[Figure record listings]
━━━━━━━━━━━━━━━━━━━━

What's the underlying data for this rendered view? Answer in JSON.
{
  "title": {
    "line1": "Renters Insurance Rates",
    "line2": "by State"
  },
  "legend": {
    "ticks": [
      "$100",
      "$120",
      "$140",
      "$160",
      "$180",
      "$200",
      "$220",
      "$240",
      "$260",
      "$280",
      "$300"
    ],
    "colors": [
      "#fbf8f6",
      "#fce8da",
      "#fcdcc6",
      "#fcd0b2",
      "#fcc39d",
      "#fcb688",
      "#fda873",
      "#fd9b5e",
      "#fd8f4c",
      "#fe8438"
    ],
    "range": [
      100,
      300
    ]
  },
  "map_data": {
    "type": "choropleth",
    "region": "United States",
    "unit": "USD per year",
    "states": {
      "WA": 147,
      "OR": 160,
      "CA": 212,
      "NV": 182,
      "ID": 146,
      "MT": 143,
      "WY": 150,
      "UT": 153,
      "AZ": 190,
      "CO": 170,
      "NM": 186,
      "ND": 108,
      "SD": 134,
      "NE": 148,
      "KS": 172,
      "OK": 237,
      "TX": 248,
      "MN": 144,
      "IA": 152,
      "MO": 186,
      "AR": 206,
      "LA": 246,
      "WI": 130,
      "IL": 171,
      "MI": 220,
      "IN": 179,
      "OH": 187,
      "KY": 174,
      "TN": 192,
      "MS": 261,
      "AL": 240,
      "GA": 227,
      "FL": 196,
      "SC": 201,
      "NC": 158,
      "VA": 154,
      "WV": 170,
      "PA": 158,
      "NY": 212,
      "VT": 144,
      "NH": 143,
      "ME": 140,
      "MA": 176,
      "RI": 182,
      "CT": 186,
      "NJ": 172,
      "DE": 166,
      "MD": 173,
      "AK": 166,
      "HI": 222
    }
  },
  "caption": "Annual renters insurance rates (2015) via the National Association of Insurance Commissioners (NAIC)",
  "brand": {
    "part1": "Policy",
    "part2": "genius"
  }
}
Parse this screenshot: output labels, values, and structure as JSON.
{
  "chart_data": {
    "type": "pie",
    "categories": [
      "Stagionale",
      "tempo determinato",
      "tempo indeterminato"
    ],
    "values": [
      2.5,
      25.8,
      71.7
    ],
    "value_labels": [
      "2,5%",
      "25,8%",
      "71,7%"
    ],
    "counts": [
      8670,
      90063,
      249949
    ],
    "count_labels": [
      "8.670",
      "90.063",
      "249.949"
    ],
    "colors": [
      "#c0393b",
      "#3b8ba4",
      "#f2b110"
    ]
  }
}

━━━━━━━━━━━━━━━━━━━━

-- GIVEN EXERCISE --
Every line above should be written out again exactly as it stands.

-- FULL OUTPUT --
What's the underlying data for this rendered view? Answer in JSON.
{
  "title": {
    "line1": "Renters Insurance Rates",
    "line2": "by State"
  },
  "legend": {
    "ticks": [
      "$100",
      "$120",
      "$140",
      "$160",
      "$180",
      "$200",
      "$220",
      "$240",
      "$260",
      "$280",
      "$300"
    ],
    "colors": [
      "#fbf8f6",
      "#fce8da",
      "#fcdcc6",
      "#fcd0b2",
      "#fcc39d",
      "#fcb688",
      "#fda873",
      "#fd9b5e",
      "#fd8f4c",
      "#fe8438"
    ],
    "range": [
      100,
      300
    ]
  },
  "map_data": {
    "type": "choropleth",
    "region": "United States",
    "unit": "USD per year",
    "states": {
      "WA": 147,
      "OR": 160,
      "CA": 212,
      "NV": 182,
      "ID": 146,
      "MT": 143,
      "WY": 150,
      "UT": 153,
      "AZ": 190,
      "CO": 170,
      "NM": 186,
      "ND": 108,
      "SD": 134,
      "NE": 148,
      "KS": 172,
      "OK": 237,
      "TX": 248,
      "MN": 144,
      "IA": 152,
      "MO": 186,
      "AR": 206,
      "LA": 246,
      "WI": 130,
      "IL": 171,
      "MI": 220,
      "IN": 179,
      "OH": 187,
      "KY": 174,
      "TN": 192,
      "MS": 261,
      "AL": 240,
      "GA": 227,
      "FL": 196,
      "SC": 201,
      "NC": 158,
      "VA": 154,
      "WV": 170,
      "PA": 158,
      "NY": 212,
      "VT": 144,
      "NH": 143,
      "ME": 140,
      "MA": 176,
      "RI": 182,
      "CT": 186,
      "NJ": 172,
      "DE": 166,
      "MD": 173,
      "AK": 166,
      "HI": 222
    }
  },
  "caption": "Annual renters insurance rates (2015) via the National Association of Insurance Commissioners (NAIC)",
  "brand": {
    "part1": "Policy",
    "part2": "genius"
  }
}
Parse this screenshot: output labels, values, and structure as JSON.
{
  "chart_data": {
    "type": "pie",
    "categories": [
      "Stagionale",
      "tempo determinato",
      "tempo indeterminato"
    ],
    "values": [
      2.5,
      25.8,
      71.7
    ],
    "value_labels": [
      "2,5%",
      "25,8%",
      "71,7%"
    ],
    "counts": [
      8670,
      90063,
      249949
    ],
    "count_labels": [
      "8.670",
      "90.063",
      "249.949"
    ],
    "colors": [
      "#c0393b",
      "#3b8ba4",
      "#f2b110"
    ]
  }
}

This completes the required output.